### [Exercise requirements]
Reproduce the listing below character for character; drop every image.

╭──

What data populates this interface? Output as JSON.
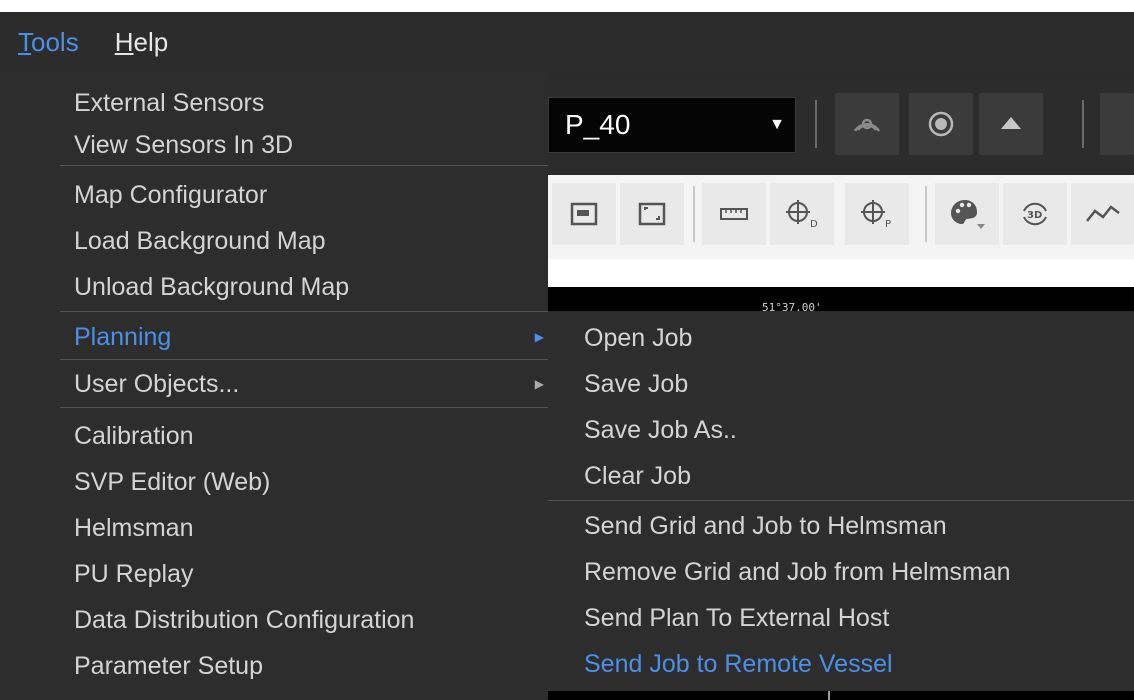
{
  "menubar": {
    "items": [
      {
        "label": "Tools",
        "mnemonic": "T",
        "rest": "ools",
        "active": true
      },
      {
        "label": "Help",
        "mnemonic": "H",
        "rest": "elp",
        "active": false
      }
    ]
  },
  "background": {
    "dropdown_value": "P_40",
    "coordinate_label": "51°37.00'"
  },
  "menu": {
    "items": [
      {
        "label": "External Sensors"
      },
      {
        "label": "View Sensors In 3D"
      },
      {
        "label": "Map Configurator"
      },
      {
        "label": "Load Background Map"
      },
      {
        "label": "Unload Background Map"
      },
      {
        "label": "Planning",
        "submenu": true,
        "highlighted": true
      },
      {
        "label": "User Objects...",
        "submenu": true
      },
      {
        "label": "Calibration"
      },
      {
        "label": "SVP Editor (Web)"
      },
      {
        "label": "Helmsman"
      },
      {
        "label": "PU Replay"
      },
      {
        "label": "Data Distribution Configuration"
      },
      {
        "label": "Parameter Setup"
      }
    ]
  },
  "submenu": {
    "items": [
      {
        "label": "Open Job"
      },
      {
        "label": "Save Job"
      },
      {
        "label": "Save Job As.."
      },
      {
        "label": "Clear Job"
      },
      {
        "label": "Send Grid and Job to Helmsman"
      },
      {
        "label": "Remove Grid and Job from Helmsman"
      },
      {
        "label": "Send Plan To External Host"
      },
      {
        "label": "Send Job to Remote Vessel",
        "highlighted": true
      }
    ]
  },
  "colors": {
    "accent": "#4b8fe6",
    "menu_bg": "#2d2d2d",
    "text": "#d4d4d4"
  },
  "icons": {
    "toolbar_dark": [
      "sonar-icon",
      "record-icon",
      "eject-icon"
    ],
    "toolbar_light": [
      "window-icon",
      "fit-icon",
      "ruler-icon",
      "target-d-icon",
      "target-p-icon",
      "palette-icon",
      "rotate-3d-icon",
      "line-chart-icon"
    ]
  }
}
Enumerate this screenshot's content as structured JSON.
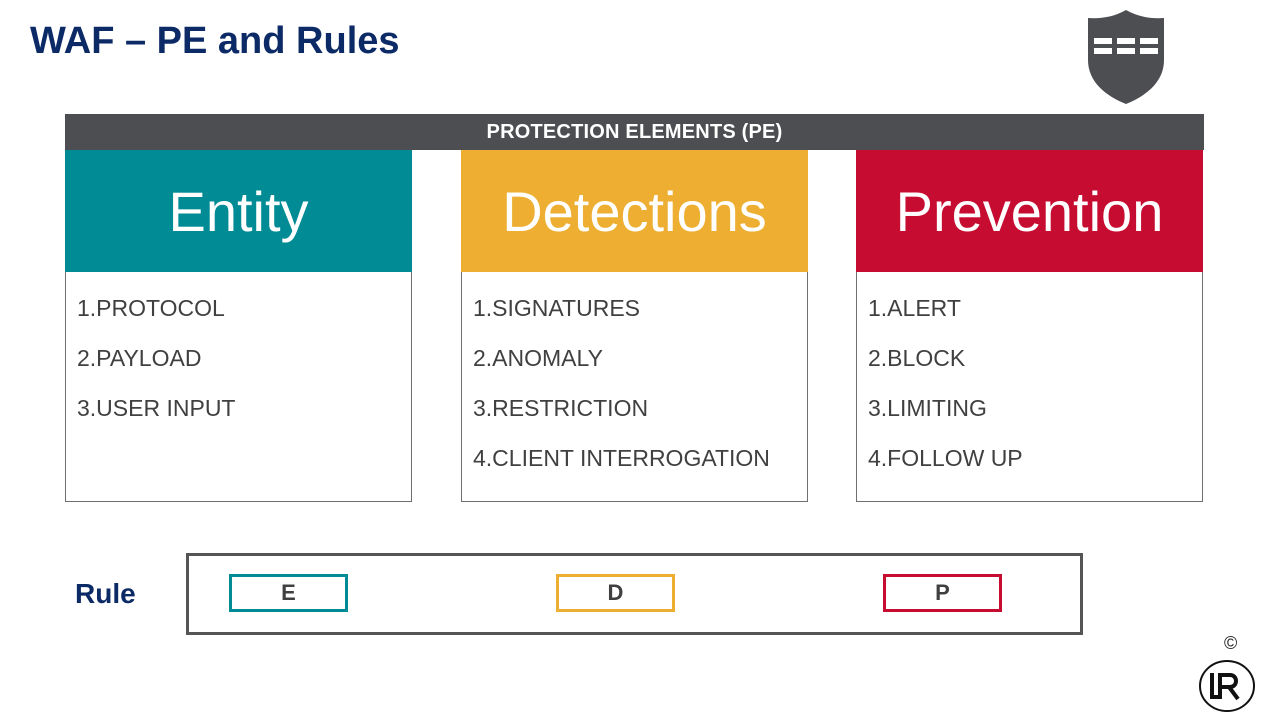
{
  "title": "WAF – PE and Rules",
  "pe_header": "PROTECTION ELEMENTS (PE)",
  "columns": [
    {
      "heading": "Entity",
      "color": "#008b95",
      "items": [
        "1.PROTOCOL",
        "2.PAYLOAD",
        "3.USER INPUT"
      ]
    },
    {
      "heading": "Detections",
      "color": "#edae31",
      "items": [
        "1.SIGNATURES",
        "2.ANOMALY",
        "3.RESTRICTION",
        "4.CLIENT INTERROGATION"
      ]
    },
    {
      "heading": "Prevention",
      "color": "#c60c30",
      "items": [
        "1.ALERT",
        "2.BLOCK",
        "3.LIMITING",
        "4.FOLLOW UP"
      ]
    }
  ],
  "rule": {
    "label": "Rule",
    "cells": [
      {
        "letter": "E",
        "color": "#008b95"
      },
      {
        "letter": "D",
        "color": "#edae31"
      },
      {
        "letter": "P",
        "color": "#c60c30"
      }
    ]
  },
  "copyright_symbol": "©",
  "icons": {
    "shield": "shield-icon",
    "logo": "lr-logo"
  }
}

╰──

### [Expected answer]
What data populates this interface? Output as JSON.
{
  "menubar": {
    "items": [
      {
        "label": "Tools",
        "mnemonic": "T",
        "rest": "ools",
        "active": true
      },
      {
        "label": "Help",
        "mnemonic": "H",
        "rest": "elp",
        "active": false
      }
    ]
  },
  "background": {
    "dropdown_value": "P_40",
    "coordinate_label": "51°37.00'"
  },
  "menu": {
    "items": [
      {
        "label": "External Sensors"
      },
      {
        "label": "View Sensors In 3D"
      },
      {
        "label": "Map Configurator"
      },
      {
        "label": "Load Background Map"
      },
      {
        "label": "Unload Background Map"
      },
      {
        "label": "Planning",
        "submenu": true,
        "highlighted": true
      },
      {
        "label": "User Objects...",
        "submenu": true
      },
      {
        "label": "Calibration"
      },
      {
        "label": "SVP Editor (Web)"
      },
      {
        "label": "Helmsman"
      },
      {
        "label": "PU Replay"
      },
      {
        "label": "Data Distribution Configuration"
      },
      {
        "label": "Parameter Setup"
      }
    ]
  },
  "submenu": {
    "items": [
      {
        "label": "Open Job"
      },
      {
        "label": "Save Job"
      },
      {
        "label": "Save Job As.."
      },
      {
        "label": "Clear Job"
      },
      {
        "label": "Send Grid and Job to Helmsman"
      },
      {
        "label": "Remove Grid and Job from Helmsman"
      },
      {
        "label": "Send Plan To External Host"
      },
      {
        "label": "Send Job to Remote Vessel",
        "highlighted": true
      }
    ]
  },
  "colors": {
    "accent": "#4b8fe6",
    "menu_bg": "#2d2d2d",
    "text": "#d4d4d4"
  },
  "icons": {
    "toolbar_dark": [
      "sonar-icon",
      "record-icon",
      "eject-icon"
    ],
    "toolbar_light": [
      "window-icon",
      "fit-icon",
      "ruler-icon",
      "target-d-icon",
      "target-p-icon",
      "palette-icon",
      "rotate-3d-icon",
      "line-chart-icon"
    ]
  }
}
Enumerate this screenshot's content as structured JSON.
{
  "title": "WAF – PE and Rules",
  "pe_header": "PROTECTION ELEMENTS (PE)",
  "columns": [
    {
      "heading": "Entity",
      "color": "#008b95",
      "items": [
        "1.PROTOCOL",
        "2.PAYLOAD",
        "3.USER INPUT"
      ]
    },
    {
      "heading": "Detections",
      "color": "#edae31",
      "items": [
        "1.SIGNATURES",
        "2.ANOMALY",
        "3.RESTRICTION",
        "4.CLIENT INTERROGATION"
      ]
    },
    {
      "heading": "Prevention",
      "color": "#c60c30",
      "items": [
        "1.ALERT",
        "2.BLOCK",
        "3.LIMITING",
        "4.FOLLOW UP"
      ]
    }
  ],
  "rule": {
    "label": "Rule",
    "cells": [
      {
        "letter": "E",
        "color": "#008b95"
      },
      {
        "letter": "D",
        "color": "#edae31"
      },
      {
        "letter": "P",
        "color": "#c60c30"
      }
    ]
  },
  "copyright_symbol": "©",
  "icons": {
    "shield": "shield-icon",
    "logo": "lr-logo"
  }
}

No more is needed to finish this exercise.